## Given problem
Copy every line of the records below that holds the word "ylabel".

## Extracted material
_____

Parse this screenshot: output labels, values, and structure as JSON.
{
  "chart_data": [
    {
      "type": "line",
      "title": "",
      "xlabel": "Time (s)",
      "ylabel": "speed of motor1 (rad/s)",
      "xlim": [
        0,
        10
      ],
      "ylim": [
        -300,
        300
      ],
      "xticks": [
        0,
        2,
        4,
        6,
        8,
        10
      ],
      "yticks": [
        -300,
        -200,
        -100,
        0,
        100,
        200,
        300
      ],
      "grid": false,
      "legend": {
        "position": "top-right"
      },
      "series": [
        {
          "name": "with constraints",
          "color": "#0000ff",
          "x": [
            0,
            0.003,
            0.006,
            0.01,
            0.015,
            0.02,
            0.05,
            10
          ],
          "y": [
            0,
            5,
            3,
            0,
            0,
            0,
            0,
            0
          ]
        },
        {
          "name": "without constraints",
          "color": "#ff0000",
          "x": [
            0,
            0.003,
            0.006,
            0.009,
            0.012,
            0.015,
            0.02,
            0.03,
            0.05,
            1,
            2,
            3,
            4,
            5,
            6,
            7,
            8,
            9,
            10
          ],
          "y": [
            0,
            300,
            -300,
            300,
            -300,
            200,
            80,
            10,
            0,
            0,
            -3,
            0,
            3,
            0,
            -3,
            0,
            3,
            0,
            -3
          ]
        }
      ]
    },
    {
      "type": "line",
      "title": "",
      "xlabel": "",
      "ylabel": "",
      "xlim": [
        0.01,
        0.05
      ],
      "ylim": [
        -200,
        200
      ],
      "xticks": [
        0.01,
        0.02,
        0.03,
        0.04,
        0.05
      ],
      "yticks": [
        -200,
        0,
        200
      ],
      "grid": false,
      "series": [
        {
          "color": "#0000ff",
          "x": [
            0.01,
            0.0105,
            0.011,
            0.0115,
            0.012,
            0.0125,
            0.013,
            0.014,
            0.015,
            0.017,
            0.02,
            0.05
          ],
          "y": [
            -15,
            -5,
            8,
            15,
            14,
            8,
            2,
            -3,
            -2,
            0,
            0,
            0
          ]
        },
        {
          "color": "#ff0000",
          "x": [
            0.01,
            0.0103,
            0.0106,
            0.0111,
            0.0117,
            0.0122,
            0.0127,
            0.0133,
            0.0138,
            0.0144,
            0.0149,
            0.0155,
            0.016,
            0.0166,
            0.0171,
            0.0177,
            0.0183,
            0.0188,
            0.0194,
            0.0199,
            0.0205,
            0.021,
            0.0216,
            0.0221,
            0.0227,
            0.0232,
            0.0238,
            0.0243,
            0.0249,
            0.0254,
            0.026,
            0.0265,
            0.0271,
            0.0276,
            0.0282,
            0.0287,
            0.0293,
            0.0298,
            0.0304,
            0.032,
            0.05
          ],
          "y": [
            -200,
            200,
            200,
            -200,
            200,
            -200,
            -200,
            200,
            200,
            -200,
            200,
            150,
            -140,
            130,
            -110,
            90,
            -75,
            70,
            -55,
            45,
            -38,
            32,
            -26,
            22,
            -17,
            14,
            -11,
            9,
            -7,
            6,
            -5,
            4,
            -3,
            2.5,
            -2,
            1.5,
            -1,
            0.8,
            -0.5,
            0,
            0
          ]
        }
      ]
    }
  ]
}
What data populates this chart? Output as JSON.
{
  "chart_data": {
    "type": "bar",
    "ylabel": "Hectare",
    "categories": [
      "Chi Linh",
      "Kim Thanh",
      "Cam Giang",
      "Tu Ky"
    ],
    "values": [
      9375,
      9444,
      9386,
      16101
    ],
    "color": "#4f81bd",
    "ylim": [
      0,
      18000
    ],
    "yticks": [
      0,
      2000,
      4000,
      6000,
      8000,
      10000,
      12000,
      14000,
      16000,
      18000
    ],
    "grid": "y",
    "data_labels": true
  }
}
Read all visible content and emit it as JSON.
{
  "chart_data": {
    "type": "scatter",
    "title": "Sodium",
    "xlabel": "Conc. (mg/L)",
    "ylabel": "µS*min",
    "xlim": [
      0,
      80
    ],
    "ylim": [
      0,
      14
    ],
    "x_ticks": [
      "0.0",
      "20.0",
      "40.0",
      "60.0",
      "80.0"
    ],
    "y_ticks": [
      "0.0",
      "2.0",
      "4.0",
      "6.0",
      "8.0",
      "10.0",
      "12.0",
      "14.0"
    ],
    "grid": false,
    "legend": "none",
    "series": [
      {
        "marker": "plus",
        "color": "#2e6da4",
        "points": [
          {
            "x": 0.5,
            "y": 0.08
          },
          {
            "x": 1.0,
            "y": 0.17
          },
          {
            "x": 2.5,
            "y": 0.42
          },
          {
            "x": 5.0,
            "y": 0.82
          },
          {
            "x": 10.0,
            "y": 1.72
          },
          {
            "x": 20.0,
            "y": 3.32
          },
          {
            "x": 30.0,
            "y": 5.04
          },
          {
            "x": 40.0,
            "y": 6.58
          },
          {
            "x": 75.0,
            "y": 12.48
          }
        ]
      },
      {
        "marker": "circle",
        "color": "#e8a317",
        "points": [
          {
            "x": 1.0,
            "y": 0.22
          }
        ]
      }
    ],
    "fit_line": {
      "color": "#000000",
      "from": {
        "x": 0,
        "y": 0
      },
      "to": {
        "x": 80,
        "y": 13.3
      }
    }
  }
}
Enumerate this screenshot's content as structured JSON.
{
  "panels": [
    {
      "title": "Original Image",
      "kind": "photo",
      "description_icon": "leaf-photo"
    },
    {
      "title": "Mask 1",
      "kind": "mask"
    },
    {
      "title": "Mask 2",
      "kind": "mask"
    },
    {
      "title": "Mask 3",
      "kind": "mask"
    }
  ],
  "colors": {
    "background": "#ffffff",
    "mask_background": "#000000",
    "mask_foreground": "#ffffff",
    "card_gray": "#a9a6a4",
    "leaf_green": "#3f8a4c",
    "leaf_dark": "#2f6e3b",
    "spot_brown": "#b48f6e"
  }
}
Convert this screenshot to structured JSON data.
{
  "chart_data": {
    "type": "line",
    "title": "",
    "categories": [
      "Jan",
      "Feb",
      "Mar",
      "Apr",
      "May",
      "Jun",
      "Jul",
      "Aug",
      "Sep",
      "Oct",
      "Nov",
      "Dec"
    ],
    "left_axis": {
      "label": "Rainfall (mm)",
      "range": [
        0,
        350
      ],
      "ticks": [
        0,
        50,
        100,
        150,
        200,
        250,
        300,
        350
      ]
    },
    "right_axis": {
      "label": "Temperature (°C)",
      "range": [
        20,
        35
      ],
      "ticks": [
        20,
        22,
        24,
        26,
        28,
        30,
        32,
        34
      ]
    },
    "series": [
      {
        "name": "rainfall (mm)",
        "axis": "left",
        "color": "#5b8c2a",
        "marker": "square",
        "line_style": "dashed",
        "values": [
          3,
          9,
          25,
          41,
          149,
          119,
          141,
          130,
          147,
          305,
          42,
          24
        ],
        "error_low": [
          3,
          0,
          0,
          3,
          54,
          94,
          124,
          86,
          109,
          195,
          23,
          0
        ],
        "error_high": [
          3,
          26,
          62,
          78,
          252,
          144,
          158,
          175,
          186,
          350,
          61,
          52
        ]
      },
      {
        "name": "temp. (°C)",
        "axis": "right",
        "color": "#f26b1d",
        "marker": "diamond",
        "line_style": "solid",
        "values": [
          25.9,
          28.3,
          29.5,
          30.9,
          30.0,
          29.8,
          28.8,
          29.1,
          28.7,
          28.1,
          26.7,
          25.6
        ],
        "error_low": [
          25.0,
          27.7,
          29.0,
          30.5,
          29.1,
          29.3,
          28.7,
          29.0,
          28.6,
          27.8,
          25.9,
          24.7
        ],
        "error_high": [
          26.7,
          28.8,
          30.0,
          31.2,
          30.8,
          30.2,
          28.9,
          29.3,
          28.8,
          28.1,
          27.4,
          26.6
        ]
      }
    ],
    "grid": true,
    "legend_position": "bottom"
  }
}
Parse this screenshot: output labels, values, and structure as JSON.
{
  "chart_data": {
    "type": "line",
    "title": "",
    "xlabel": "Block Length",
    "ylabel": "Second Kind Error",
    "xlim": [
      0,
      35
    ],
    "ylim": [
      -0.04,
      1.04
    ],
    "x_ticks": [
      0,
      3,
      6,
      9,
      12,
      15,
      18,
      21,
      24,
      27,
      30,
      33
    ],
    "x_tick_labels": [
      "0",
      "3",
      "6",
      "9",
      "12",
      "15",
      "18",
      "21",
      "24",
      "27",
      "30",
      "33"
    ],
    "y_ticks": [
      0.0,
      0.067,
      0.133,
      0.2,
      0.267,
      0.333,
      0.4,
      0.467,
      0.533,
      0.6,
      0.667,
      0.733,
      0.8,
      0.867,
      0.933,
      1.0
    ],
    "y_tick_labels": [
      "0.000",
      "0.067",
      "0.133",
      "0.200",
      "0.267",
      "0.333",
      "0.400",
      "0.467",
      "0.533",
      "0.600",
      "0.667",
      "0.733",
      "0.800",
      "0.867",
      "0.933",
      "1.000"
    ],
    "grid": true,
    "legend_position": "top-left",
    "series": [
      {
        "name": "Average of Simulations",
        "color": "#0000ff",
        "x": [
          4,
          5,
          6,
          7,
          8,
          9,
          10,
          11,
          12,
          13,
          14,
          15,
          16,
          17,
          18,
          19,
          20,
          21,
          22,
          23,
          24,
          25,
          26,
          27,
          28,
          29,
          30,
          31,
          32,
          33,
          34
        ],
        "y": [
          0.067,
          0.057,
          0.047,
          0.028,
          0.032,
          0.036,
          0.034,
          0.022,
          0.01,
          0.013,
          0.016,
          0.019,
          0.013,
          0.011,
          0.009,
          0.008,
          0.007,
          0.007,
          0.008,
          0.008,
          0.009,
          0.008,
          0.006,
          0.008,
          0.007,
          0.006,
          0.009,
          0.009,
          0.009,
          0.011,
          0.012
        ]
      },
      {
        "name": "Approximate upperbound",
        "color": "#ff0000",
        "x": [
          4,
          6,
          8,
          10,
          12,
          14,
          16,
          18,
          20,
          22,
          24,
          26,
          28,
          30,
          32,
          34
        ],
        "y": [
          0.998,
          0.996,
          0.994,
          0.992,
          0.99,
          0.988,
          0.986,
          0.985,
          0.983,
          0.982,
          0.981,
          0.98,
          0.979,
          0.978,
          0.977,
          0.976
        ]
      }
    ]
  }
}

_____

## Exercise solution
      "ylabel": "speed of motor1 (rad/s)",
      "ylabel": "",
    "ylabel": "Hectare",
    "ylabel": "µS*min",
    "ylabel": "Second Kind Error",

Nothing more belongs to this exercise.